Records from a dataset:
__________________________________________________
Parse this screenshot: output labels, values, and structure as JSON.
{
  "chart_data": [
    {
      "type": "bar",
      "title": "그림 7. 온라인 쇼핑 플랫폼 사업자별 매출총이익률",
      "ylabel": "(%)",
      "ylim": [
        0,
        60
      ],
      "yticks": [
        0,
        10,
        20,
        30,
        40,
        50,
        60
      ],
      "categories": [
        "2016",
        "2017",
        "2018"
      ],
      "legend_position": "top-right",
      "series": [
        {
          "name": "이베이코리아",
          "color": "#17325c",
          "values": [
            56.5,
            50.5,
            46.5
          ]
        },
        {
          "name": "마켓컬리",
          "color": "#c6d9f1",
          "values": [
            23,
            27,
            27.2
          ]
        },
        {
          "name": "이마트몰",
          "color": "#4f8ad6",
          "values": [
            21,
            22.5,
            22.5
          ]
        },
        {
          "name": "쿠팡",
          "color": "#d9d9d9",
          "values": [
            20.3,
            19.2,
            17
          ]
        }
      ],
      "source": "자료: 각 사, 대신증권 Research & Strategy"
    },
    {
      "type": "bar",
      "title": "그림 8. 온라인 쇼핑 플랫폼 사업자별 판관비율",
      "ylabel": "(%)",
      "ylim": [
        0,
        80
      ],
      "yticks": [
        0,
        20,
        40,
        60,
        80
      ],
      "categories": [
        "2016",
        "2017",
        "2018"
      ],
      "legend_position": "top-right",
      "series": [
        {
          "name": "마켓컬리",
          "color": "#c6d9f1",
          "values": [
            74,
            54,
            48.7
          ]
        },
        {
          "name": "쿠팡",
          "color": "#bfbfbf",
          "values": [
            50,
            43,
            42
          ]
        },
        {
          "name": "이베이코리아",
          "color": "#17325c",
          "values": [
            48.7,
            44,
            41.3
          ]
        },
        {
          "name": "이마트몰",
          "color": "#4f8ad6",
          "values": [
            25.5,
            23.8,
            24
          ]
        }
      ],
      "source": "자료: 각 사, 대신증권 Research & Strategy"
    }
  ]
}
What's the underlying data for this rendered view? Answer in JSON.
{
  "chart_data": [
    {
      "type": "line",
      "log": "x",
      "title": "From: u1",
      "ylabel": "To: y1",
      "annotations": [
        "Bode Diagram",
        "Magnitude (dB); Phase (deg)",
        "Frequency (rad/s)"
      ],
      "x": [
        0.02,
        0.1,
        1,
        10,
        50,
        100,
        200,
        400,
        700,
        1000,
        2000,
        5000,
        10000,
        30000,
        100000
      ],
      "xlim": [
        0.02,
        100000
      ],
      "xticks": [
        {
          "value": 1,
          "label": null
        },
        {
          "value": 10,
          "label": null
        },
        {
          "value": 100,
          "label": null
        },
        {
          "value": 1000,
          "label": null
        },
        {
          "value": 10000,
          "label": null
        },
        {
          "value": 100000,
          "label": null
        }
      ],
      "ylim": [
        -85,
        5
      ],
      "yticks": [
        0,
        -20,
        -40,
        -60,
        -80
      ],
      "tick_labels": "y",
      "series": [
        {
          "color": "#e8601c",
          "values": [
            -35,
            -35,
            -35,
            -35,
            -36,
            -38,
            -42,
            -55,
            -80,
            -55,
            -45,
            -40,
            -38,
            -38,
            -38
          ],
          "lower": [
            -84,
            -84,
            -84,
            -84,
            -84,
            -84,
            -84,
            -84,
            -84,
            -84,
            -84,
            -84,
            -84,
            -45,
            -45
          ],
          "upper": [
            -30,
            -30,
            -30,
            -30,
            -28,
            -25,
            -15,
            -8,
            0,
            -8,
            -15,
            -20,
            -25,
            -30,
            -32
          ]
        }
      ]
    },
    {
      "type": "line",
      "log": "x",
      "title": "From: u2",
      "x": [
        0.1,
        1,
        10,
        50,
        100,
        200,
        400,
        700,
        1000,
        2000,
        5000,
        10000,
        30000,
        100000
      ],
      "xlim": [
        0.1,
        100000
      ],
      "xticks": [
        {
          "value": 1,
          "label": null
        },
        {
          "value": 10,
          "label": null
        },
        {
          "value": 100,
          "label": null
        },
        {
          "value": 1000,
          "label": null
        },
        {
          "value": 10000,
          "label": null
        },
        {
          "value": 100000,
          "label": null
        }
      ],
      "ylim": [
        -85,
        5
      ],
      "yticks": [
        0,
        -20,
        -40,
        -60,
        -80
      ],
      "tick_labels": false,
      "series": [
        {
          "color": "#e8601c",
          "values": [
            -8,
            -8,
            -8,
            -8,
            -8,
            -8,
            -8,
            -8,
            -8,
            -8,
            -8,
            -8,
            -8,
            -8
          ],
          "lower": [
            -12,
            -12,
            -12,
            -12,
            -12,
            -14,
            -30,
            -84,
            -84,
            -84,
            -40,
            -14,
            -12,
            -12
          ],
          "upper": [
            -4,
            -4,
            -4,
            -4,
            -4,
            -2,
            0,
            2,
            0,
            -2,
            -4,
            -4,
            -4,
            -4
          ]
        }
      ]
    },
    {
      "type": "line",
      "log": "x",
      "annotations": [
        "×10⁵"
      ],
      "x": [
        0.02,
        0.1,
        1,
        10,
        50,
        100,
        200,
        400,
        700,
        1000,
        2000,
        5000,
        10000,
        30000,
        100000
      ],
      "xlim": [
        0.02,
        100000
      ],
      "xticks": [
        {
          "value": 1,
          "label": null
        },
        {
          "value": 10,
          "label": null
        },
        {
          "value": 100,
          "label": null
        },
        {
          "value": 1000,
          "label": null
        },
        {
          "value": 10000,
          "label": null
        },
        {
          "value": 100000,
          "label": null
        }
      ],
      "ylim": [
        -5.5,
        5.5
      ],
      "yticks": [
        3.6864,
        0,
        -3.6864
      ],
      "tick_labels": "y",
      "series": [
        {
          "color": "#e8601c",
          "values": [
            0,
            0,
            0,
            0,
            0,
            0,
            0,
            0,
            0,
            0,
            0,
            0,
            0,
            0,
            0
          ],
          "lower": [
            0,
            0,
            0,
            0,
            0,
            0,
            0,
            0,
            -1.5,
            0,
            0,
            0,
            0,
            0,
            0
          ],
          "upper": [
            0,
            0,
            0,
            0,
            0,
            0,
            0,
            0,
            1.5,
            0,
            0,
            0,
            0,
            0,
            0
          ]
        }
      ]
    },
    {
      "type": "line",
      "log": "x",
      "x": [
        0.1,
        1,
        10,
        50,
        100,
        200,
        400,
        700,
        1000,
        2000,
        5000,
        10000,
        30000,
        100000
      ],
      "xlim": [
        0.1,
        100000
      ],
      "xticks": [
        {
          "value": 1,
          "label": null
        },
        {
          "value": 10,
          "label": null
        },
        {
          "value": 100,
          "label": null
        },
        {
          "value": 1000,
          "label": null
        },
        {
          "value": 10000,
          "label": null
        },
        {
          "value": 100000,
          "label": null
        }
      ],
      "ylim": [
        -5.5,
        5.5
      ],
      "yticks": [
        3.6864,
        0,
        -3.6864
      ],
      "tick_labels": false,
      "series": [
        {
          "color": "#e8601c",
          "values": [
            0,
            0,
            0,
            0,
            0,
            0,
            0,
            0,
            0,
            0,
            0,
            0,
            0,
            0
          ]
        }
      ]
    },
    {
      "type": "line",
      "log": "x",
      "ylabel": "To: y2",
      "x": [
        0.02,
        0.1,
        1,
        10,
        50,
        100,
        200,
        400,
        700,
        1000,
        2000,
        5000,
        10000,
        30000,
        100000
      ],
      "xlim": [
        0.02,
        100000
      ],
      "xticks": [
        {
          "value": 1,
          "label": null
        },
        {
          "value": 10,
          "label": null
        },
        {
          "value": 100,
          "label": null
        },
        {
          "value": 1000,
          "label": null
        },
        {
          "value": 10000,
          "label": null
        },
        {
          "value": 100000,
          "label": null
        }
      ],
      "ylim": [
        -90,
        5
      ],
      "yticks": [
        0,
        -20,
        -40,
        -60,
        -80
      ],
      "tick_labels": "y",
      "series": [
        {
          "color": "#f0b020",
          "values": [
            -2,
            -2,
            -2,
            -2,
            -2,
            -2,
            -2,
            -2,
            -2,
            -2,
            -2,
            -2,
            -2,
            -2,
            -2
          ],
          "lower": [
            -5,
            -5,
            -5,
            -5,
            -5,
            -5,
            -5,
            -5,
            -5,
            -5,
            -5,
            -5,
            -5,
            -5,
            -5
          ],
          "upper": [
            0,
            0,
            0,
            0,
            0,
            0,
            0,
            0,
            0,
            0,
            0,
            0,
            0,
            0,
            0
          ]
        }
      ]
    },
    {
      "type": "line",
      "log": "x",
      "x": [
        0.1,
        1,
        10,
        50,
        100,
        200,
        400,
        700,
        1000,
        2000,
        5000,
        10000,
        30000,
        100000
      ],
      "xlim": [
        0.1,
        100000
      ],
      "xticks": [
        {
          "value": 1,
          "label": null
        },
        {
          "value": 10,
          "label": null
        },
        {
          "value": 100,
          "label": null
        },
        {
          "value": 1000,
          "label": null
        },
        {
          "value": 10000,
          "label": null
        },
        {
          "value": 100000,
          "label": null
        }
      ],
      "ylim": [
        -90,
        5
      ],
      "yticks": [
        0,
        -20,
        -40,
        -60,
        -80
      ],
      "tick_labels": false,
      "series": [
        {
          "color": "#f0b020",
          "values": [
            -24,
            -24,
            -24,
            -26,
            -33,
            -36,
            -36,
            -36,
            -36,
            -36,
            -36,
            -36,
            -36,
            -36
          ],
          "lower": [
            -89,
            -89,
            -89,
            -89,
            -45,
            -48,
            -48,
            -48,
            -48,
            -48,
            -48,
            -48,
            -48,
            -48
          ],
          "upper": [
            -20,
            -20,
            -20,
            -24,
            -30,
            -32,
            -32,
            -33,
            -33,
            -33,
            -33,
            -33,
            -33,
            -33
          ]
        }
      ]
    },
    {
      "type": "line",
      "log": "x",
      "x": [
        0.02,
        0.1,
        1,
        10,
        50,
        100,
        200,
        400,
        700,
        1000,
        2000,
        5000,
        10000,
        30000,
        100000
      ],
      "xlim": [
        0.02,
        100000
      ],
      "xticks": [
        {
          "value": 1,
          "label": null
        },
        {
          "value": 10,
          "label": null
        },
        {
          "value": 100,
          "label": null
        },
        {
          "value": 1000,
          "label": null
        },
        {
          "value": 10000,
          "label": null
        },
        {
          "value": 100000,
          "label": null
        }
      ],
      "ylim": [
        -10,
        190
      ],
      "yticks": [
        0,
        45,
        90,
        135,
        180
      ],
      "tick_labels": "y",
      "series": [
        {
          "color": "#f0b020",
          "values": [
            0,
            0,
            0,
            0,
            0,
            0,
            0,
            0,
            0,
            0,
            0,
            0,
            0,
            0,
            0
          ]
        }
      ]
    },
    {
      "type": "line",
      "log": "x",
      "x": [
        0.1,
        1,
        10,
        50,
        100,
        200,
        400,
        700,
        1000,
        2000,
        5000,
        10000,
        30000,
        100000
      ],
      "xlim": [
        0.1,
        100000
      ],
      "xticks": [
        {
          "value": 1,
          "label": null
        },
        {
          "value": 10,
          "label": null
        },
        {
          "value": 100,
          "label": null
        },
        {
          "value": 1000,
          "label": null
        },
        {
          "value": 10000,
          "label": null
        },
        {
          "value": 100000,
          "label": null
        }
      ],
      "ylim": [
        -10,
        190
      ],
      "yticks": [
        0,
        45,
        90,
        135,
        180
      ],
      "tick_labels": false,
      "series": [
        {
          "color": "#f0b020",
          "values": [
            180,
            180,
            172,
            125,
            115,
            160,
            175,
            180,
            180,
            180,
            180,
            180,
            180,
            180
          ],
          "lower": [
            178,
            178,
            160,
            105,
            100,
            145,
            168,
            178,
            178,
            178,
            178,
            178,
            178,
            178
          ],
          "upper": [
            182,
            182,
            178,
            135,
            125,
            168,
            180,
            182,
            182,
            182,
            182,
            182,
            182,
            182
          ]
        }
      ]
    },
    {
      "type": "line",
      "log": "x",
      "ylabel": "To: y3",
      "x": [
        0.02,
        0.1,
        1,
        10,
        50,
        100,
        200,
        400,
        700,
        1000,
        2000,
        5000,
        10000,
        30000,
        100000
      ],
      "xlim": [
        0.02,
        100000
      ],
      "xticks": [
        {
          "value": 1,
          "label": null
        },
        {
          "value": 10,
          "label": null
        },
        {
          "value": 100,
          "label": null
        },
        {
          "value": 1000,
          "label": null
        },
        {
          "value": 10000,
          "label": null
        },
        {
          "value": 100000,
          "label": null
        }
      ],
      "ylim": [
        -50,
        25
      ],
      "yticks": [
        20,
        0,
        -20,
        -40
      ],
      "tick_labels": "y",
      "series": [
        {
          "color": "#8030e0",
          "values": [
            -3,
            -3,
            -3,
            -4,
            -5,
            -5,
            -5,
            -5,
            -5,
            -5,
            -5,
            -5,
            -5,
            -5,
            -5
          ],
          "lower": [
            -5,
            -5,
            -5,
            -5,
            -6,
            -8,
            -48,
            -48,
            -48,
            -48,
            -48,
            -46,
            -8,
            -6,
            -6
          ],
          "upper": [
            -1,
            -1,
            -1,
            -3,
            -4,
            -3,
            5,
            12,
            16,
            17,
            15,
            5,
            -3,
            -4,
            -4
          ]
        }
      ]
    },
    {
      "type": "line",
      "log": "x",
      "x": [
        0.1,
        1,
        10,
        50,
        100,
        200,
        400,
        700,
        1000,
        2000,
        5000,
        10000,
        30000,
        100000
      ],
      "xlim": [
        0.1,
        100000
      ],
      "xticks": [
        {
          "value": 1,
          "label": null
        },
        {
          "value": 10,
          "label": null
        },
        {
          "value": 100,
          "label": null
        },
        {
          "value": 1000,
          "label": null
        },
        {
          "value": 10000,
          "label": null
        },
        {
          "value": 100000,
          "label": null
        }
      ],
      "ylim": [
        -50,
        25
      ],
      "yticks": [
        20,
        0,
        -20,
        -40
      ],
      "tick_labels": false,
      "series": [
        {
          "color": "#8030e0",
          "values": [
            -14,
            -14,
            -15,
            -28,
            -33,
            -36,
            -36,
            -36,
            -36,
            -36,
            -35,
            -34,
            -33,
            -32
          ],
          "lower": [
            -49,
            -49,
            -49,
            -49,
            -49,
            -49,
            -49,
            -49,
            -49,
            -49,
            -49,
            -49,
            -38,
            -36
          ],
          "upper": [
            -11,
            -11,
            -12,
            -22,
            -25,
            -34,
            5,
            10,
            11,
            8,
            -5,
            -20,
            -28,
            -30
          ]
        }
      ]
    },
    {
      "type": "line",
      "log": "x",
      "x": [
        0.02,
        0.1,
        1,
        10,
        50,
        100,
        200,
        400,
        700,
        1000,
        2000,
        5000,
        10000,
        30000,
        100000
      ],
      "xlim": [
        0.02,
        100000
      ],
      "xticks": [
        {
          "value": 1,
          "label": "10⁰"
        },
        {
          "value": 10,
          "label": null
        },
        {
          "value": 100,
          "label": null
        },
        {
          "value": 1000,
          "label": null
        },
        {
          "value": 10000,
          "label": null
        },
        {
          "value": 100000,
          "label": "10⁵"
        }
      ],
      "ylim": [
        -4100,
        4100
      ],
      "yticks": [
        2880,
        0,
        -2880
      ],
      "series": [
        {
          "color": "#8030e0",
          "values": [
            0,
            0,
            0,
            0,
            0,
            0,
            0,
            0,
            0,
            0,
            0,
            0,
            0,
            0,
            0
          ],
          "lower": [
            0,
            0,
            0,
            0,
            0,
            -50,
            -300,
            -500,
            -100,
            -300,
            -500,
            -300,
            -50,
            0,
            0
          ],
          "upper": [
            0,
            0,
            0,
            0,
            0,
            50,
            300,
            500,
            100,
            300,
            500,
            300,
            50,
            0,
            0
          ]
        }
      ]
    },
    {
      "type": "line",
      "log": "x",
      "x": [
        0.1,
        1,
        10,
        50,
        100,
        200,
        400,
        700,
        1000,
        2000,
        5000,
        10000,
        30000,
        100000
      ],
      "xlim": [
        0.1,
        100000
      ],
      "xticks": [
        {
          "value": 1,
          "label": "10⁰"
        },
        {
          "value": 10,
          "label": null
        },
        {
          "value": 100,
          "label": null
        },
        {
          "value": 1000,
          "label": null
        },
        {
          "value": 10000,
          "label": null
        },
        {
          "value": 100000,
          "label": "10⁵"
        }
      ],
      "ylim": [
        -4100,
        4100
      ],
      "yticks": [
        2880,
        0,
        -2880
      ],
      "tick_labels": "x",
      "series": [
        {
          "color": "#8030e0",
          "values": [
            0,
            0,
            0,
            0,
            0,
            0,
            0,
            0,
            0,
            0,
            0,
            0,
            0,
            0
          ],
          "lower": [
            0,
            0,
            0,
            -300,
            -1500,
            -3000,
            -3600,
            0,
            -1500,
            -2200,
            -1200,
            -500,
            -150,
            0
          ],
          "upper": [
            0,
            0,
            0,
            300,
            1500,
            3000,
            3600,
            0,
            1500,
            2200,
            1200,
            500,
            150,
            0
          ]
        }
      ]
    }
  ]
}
__________________________________________________
Work to be completed:
Say how many lines have the string "this" in them, offering no words beyond the number.

Task response:
2